## RECORDS TO USE
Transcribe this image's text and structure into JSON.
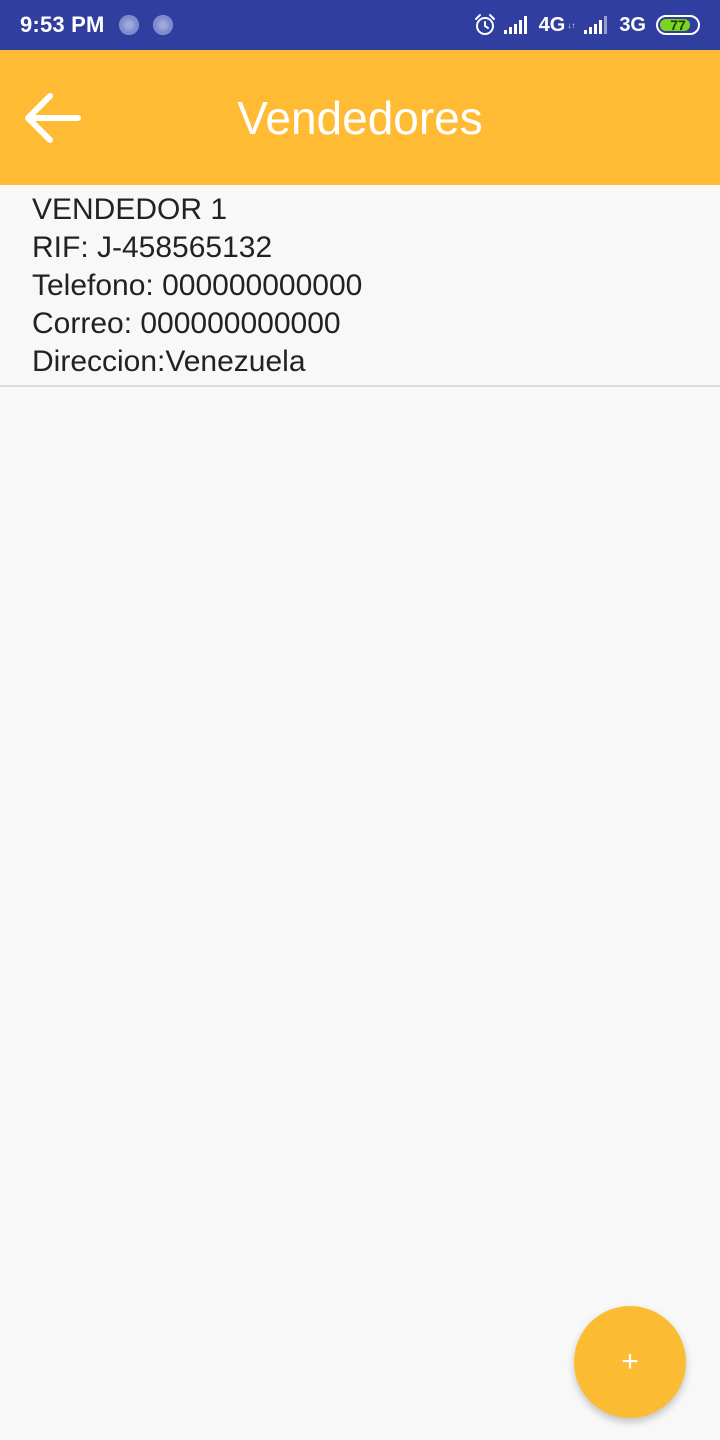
{
  "status_bar": {
    "time": "9:53 PM",
    "network_1": "4G",
    "network_1_sub": "↓↑",
    "network_2": "3G",
    "battery_level": "77",
    "icons": [
      "notification-dot-icon",
      "notification-dot-icon",
      "alarm-icon",
      "signal-icon",
      "signal-icon",
      "battery-icon"
    ]
  },
  "app_bar": {
    "title": "Vendedores",
    "back_icon": "arrow-back-icon",
    "background_color": "#ffbb33"
  },
  "vendors": [
    {
      "name": "VENDEDOR 1",
      "rif": "RIF: J-458565132",
      "telefono": "Telefono: 000000000000",
      "correo": "Correo: 000000000000",
      "direccion": "Direccion:Venezuela"
    }
  ],
  "fab": {
    "label": "+",
    "icon": "add-icon",
    "color": "#fbbc34"
  }
}
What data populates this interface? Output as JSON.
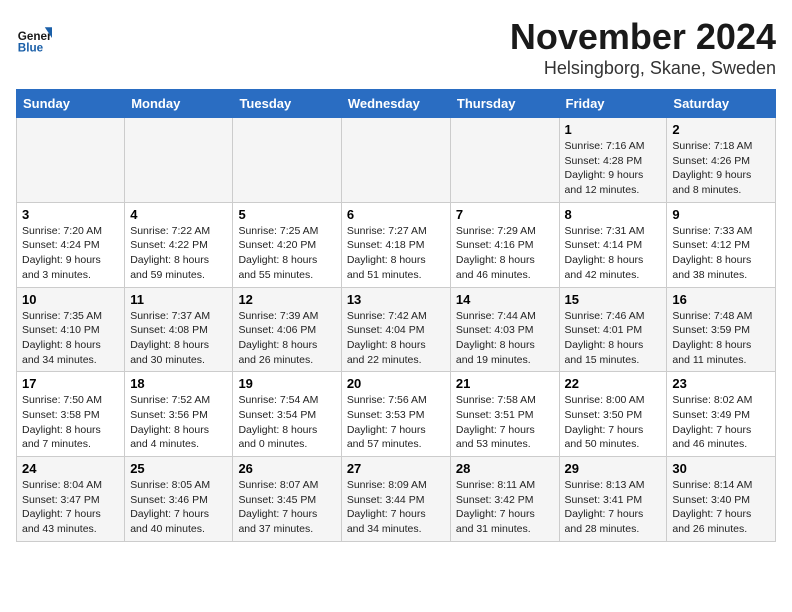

## THE PROBLEM
Copy each line above where the string "JSON" occurs.

## EXERCISE SOLUTION
Transcribe this image's text and structure into JSON.
What data populates this interface? Output as JSON.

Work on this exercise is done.